Retype the whole listing, please, keeping every line exact and dropping the pictures.
BEGIN GIVEN DATA
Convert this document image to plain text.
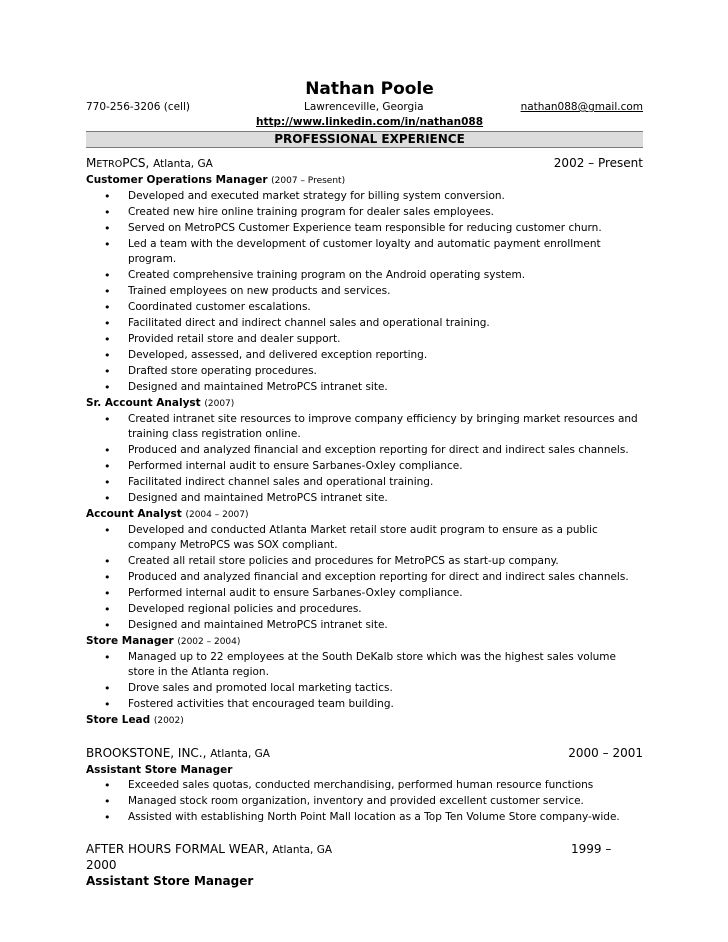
Nathan Poole
770-256-3206 (cell)	Lawrenceville, Georgia	nathan088@gmail.com
http://www.linkedin.com/in/nathan088
PROFESSIONAL EXPERIENCE
METROPCS, Atlanta, GA	2002 – Present
Customer Operations Manager (2007 – Present)
• Developed and executed market strategy for billing system conversion.
• Created new hire online training program for dealer sales employees.
• Served on MetroPCS Customer Experience team responsible for reducing customer churn.
• Led a team with the development of customer loyalty and automatic payment enrollment program.
• Created comprehensive training program on the Android operating system.
• Trained employees on new products and services.
• Coordinated customer escalations.
• Facilitated direct and indirect channel sales and operational training.
• Provided retail store and dealer support.
• Developed, assessed, and delivered exception reporting.
• Drafted store operating procedures.
• Designed and maintained MetroPCS intranet site.
Sr. Account Analyst (2007)
• Created intranet site resources to improve company efficiency by bringing market resources and training class registration online.
• Produced and analyzed financial and exception reporting for direct and indirect sales channels.
• Performed internal audit to ensure Sarbanes-Oxley compliance.
• Facilitated indirect channel sales and operational training.
• Designed and maintained MetroPCS intranet site.
Account Analyst (2004 – 2007)
• Developed and conducted Atlanta Market retail store audit program to ensure as a public company MetroPCS was SOX compliant.
• Created all retail store policies and procedures for MetroPCS as start-up company.
• Produced and analyzed financial and exception reporting for direct and indirect sales channels.
• Performed internal audit to ensure Sarbanes-Oxley compliance.
• Developed regional policies and procedures.
• Designed and maintained MetroPCS intranet site.
Store Manager (2002 – 2004)
• Managed up to 22 employees at the South DeKalb store which was the highest sales volume store in the Atlanta region.
• Drove sales and promoted local marketing tactics.
• Fostered activities that encouraged team building.
Store Lead (2002)
BROOKSTONE, INC., Atlanta, GA	2000 – 2001
Assistant Store Manager
• Exceeded sales quotas, conducted merchandising, performed human resource functions
• Managed stock room organization, inventory and provided excellent customer service.
• Assisted with establishing North Point Mall location as a Top Ten Volume Store company-wide.
AFTER HOURS FORMAL WEAR, Atlanta, GA	1999 –
2000
Assistant Store Manager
END GIVEN DATA
OUTPUT FOR THIS TASK -
Convert this document image to plain text.
Nathan Poole
770-256-3206 (cell)	Lawrenceville, Georgia	nathan088@gmail.com
http://www.linkedin.com/in/nathan088
PROFESSIONAL EXPERIENCE
METROPCS, Atlanta, GA	2002 – Present
Customer Operations Manager (2007 – Present)
• Developed and executed market strategy for billing system conversion.
• Created new hire online training program for dealer sales employees.
• Served on MetroPCS Customer Experience team responsible for reducing customer churn.
• Led a team with the development of customer loyalty and automatic payment enrollment program.
• Created comprehensive training program on the Android operating system.
• Trained employees on new products and services.
• Coordinated customer escalations.
• Facilitated direct and indirect channel sales and operational training.
• Provided retail store and dealer support.
• Developed, assessed, and delivered exception reporting.
• Drafted store operating procedures.
• Designed and maintained MetroPCS intranet site.
Sr. Account Analyst (2007)
• Created intranet site resources to improve company efficiency by bringing market resources and training class registration online.
• Produced and analyzed financial and exception reporting for direct and indirect sales channels.
• Performed internal audit to ensure Sarbanes-Oxley compliance.
• Facilitated indirect channel sales and operational training.
• Designed and maintained MetroPCS intranet site.
Account Analyst (2004 – 2007)
• Developed and conducted Atlanta Market retail store audit program to ensure as a public company MetroPCS was SOX compliant.
• Created all retail store policies and procedures for MetroPCS as start-up company.
• Produced and analyzed financial and exception reporting for direct and indirect sales channels.
• Performed internal audit to ensure Sarbanes-Oxley compliance.
• Developed regional policies and procedures.
• Designed and maintained MetroPCS intranet site.
Store Manager (2002 – 2004)
• Managed up to 22 employees at the South DeKalb store which was the highest sales volume store in the Atlanta region.
• Drove sales and promoted local marketing tactics.
• Fostered activities that encouraged team building.
Store Lead (2002)
BROOKSTONE, INC., Atlanta, GA	2000 – 2001
Assistant Store Manager
• Exceeded sales quotas, conducted merchandising, performed human resource functions
• Managed stock room organization, inventory and provided excellent customer service.
• Assisted with establishing North Point Mall location as a Top Ten Volume Store company-wide.
AFTER HOURS FORMAL WEAR, Atlanta, GA	1999 –
2000
Assistant Store Manager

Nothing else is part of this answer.